» **What is needed**
Below are some records. Say in a single number how many of their lines include the word "sister".

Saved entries
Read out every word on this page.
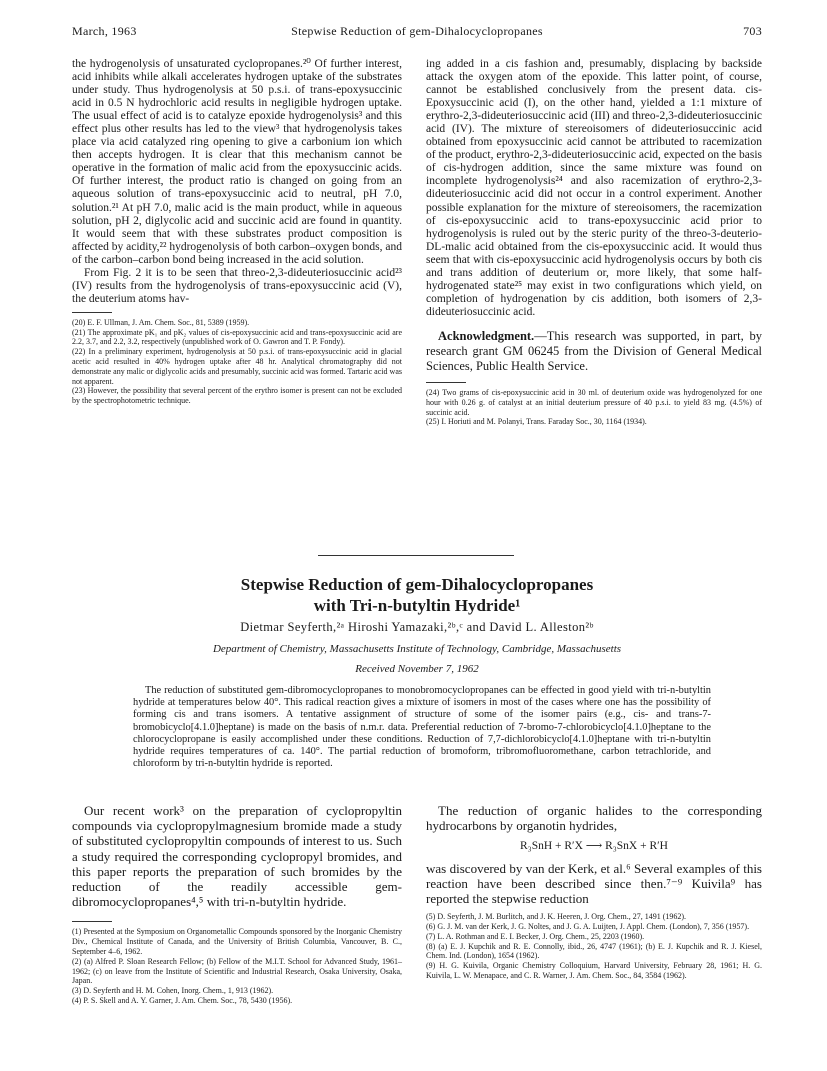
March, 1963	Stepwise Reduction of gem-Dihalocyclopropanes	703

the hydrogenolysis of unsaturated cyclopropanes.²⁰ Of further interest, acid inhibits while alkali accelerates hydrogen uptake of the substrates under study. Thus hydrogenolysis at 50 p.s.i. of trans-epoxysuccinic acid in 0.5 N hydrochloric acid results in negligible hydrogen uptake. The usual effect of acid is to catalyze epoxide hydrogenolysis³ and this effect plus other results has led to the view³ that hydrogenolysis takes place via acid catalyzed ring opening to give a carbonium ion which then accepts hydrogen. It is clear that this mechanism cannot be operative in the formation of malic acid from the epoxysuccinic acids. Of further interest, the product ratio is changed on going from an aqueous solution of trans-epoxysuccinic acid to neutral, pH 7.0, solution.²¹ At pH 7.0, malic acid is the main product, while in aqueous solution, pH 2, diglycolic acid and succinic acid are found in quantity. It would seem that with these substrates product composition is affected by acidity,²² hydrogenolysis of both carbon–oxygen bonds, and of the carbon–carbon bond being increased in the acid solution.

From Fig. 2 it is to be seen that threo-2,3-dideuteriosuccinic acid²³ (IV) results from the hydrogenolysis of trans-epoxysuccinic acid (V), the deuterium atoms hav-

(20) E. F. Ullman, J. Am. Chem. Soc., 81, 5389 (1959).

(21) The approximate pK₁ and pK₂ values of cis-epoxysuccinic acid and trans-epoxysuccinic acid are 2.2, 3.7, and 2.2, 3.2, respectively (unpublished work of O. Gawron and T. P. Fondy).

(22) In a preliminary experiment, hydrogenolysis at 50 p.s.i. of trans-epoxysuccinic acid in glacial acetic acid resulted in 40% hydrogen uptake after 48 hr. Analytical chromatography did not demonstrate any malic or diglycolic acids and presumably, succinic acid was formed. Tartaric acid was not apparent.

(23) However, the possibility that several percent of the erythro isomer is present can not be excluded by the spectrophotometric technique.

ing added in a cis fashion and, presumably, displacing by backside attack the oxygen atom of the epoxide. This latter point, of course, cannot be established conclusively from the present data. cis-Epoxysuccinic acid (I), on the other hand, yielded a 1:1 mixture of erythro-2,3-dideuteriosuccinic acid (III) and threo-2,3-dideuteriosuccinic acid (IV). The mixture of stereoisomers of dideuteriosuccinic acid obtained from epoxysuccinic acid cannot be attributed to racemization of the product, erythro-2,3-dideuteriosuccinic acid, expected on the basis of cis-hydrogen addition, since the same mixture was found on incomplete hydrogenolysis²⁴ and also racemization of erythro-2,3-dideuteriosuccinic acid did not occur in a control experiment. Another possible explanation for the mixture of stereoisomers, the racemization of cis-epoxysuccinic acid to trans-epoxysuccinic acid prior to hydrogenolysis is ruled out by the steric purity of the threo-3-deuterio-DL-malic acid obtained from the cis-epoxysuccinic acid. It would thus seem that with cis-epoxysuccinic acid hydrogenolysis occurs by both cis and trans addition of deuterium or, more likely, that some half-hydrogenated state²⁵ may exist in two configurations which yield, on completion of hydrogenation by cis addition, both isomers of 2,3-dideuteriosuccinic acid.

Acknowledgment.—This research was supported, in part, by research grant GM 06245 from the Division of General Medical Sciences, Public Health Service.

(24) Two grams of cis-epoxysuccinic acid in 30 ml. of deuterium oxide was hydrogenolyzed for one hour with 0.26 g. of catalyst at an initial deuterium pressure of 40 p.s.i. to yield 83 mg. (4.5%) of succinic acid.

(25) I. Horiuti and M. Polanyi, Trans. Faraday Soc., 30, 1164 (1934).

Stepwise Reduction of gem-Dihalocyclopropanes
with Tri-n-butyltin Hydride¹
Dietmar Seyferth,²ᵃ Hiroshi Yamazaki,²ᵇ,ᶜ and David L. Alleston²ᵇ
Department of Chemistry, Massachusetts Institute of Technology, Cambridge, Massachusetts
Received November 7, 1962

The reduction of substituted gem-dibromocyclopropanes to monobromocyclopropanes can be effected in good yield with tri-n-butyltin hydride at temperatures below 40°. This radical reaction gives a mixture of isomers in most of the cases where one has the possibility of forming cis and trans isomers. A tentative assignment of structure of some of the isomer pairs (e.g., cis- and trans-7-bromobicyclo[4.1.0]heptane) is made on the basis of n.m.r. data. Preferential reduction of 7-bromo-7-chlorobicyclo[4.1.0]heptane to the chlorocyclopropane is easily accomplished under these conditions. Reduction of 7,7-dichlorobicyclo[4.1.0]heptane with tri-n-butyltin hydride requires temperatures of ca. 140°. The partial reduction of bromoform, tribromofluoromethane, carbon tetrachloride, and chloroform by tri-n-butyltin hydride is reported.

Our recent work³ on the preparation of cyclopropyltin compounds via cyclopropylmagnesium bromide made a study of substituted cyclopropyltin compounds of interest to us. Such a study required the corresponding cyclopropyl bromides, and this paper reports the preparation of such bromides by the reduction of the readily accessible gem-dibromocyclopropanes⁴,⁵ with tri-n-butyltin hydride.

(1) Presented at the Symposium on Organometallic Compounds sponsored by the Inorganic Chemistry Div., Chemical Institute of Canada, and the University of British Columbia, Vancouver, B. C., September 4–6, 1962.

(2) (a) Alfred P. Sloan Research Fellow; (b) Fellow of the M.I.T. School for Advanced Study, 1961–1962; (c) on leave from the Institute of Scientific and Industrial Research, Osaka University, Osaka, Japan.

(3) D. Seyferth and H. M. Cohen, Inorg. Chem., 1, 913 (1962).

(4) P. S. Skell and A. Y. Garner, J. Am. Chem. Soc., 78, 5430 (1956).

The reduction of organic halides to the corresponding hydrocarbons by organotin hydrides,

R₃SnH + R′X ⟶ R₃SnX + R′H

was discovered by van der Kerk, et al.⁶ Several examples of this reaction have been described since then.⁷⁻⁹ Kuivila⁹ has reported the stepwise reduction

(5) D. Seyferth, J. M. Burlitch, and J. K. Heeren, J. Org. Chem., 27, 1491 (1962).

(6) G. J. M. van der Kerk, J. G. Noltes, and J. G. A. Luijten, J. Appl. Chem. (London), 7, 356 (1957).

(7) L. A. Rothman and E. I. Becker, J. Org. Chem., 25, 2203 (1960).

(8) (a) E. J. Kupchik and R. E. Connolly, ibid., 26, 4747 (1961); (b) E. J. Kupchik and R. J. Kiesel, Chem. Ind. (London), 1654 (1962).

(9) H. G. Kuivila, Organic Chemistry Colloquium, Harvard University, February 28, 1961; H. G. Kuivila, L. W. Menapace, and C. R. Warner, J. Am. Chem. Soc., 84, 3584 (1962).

* * *

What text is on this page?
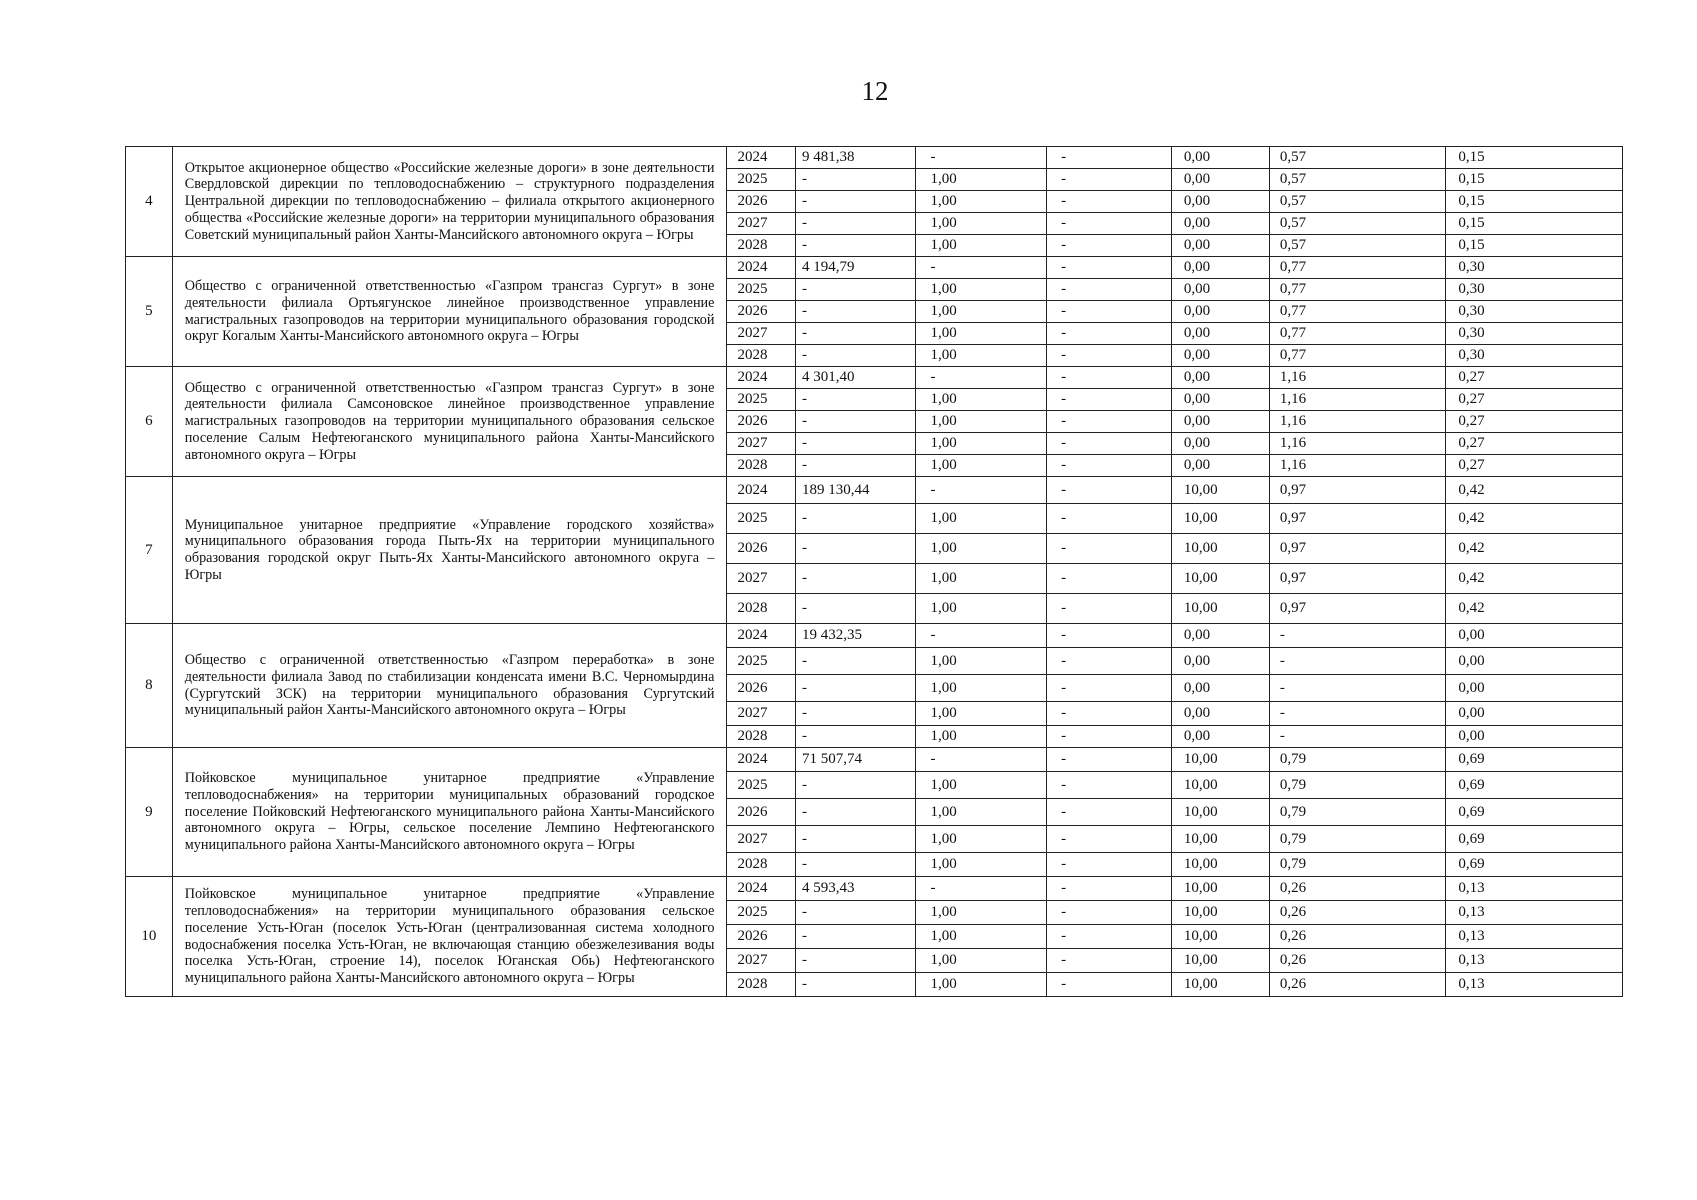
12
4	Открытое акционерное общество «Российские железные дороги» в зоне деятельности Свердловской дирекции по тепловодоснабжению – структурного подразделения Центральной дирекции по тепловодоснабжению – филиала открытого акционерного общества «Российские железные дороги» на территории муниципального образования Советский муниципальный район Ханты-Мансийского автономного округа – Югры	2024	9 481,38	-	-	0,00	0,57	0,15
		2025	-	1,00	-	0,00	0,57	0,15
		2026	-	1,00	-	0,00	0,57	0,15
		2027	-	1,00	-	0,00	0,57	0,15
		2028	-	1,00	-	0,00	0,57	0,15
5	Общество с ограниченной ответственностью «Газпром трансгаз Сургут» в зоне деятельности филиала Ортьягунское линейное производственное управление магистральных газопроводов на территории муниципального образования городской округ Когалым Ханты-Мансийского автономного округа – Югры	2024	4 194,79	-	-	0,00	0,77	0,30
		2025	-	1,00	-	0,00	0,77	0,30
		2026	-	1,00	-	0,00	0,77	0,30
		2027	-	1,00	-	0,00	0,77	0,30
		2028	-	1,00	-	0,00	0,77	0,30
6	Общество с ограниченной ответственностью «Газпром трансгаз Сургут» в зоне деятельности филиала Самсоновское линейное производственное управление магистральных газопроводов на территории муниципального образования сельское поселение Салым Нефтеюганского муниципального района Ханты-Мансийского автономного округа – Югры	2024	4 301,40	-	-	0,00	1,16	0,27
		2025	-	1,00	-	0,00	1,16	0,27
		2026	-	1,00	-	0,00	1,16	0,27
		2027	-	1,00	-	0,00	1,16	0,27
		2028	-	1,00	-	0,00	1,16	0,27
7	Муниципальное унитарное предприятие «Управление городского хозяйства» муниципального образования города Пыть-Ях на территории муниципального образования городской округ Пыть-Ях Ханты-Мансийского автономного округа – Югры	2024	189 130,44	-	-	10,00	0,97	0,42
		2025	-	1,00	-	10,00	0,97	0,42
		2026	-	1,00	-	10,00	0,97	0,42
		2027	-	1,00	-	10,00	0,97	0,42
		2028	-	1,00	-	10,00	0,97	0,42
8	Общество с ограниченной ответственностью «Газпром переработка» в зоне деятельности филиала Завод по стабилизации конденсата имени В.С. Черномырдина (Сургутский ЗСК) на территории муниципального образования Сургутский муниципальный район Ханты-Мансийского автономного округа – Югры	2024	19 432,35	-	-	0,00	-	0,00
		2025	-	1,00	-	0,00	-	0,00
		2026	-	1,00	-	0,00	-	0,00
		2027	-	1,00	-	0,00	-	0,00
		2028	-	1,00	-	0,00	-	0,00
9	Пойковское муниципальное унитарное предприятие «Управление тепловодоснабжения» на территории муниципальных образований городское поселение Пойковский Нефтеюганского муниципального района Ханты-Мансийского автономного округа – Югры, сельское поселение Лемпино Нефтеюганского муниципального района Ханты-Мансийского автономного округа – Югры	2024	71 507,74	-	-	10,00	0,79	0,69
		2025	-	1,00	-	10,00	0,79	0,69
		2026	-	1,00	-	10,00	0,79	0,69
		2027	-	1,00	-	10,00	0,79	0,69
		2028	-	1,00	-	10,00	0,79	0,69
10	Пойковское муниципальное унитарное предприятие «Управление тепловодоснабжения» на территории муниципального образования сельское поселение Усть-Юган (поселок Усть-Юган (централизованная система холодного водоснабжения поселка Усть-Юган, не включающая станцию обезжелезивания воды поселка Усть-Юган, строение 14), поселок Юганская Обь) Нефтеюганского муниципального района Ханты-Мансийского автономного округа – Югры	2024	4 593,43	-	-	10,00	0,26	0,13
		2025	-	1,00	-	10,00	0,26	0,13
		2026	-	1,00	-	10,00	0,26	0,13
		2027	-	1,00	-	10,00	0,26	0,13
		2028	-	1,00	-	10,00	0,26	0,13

---

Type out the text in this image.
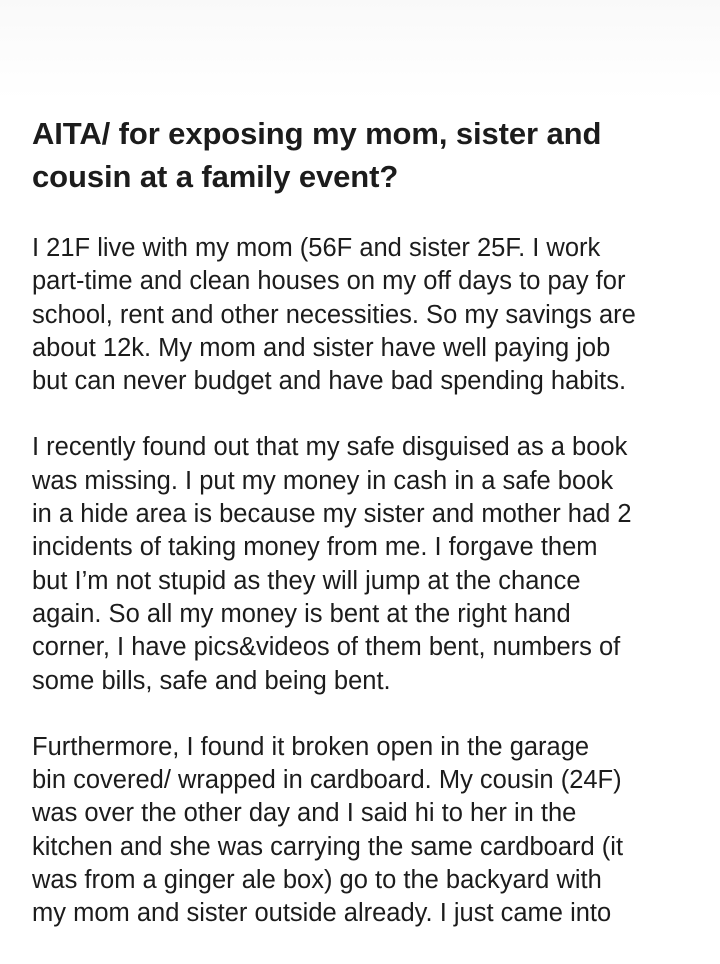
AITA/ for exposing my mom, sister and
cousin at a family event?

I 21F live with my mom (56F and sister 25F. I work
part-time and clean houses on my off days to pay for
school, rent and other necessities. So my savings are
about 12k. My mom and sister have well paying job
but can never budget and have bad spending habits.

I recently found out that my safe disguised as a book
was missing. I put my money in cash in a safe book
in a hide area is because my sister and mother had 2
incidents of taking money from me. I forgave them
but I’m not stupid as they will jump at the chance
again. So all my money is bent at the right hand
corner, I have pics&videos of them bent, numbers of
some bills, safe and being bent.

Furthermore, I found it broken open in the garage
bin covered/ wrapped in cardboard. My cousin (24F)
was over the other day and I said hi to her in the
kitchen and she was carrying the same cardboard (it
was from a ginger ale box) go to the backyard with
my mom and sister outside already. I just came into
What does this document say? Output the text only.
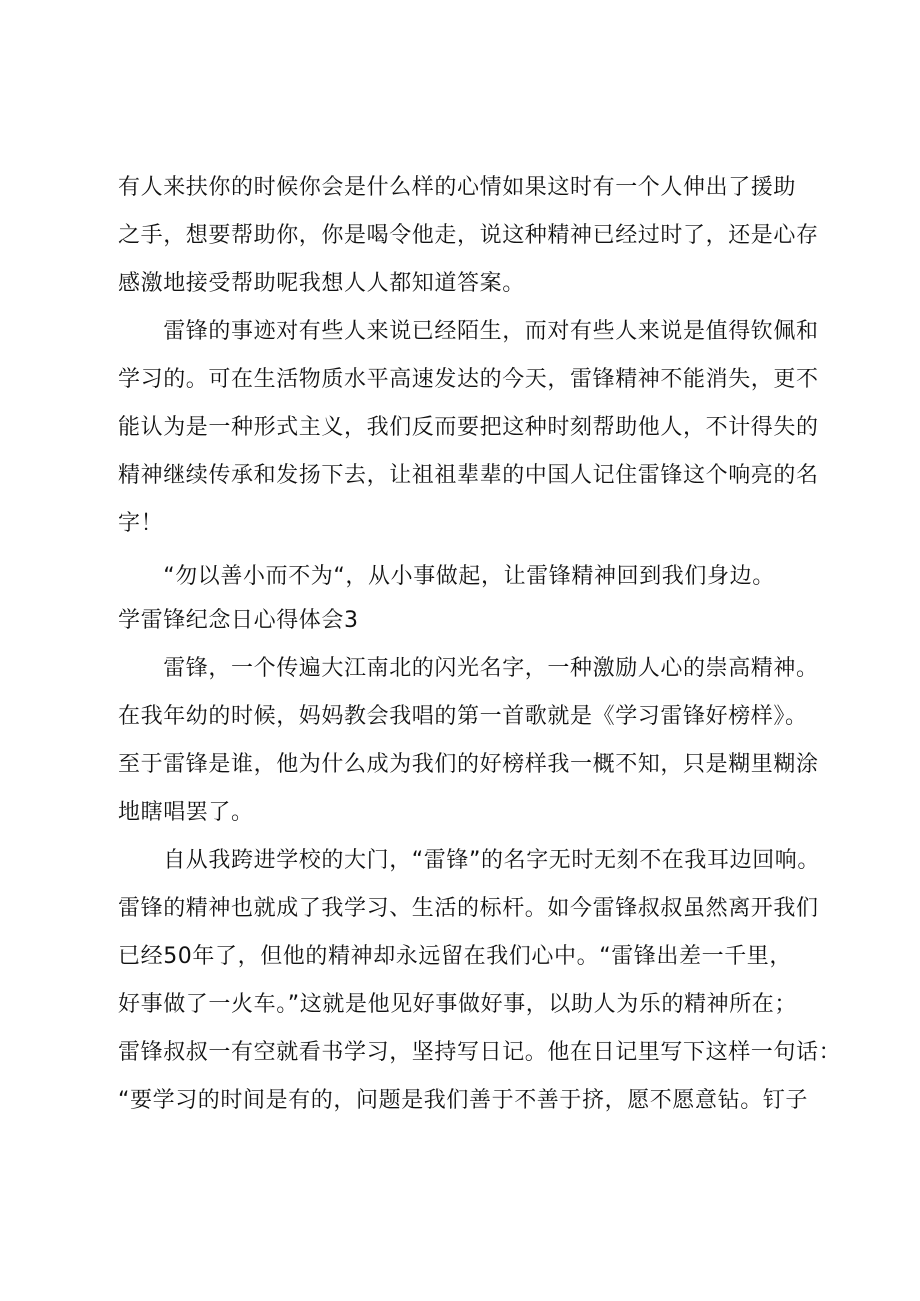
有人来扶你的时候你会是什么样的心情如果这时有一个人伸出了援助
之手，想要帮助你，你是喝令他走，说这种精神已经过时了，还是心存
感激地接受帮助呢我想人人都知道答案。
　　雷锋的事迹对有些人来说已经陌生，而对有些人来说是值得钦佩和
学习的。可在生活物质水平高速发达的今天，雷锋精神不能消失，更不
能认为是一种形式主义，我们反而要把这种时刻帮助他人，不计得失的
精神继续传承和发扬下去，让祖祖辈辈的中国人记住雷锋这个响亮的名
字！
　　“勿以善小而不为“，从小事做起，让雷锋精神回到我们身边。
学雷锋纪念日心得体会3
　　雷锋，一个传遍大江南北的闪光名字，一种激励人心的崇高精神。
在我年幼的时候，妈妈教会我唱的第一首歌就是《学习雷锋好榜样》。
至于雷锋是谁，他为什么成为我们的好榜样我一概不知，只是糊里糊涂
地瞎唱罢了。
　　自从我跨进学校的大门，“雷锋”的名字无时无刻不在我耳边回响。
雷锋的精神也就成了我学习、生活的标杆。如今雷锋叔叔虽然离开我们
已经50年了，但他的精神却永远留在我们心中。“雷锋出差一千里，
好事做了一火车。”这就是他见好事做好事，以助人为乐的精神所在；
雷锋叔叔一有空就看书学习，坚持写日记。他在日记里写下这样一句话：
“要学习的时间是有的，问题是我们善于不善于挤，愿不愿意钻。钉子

» **Exercise solution**
5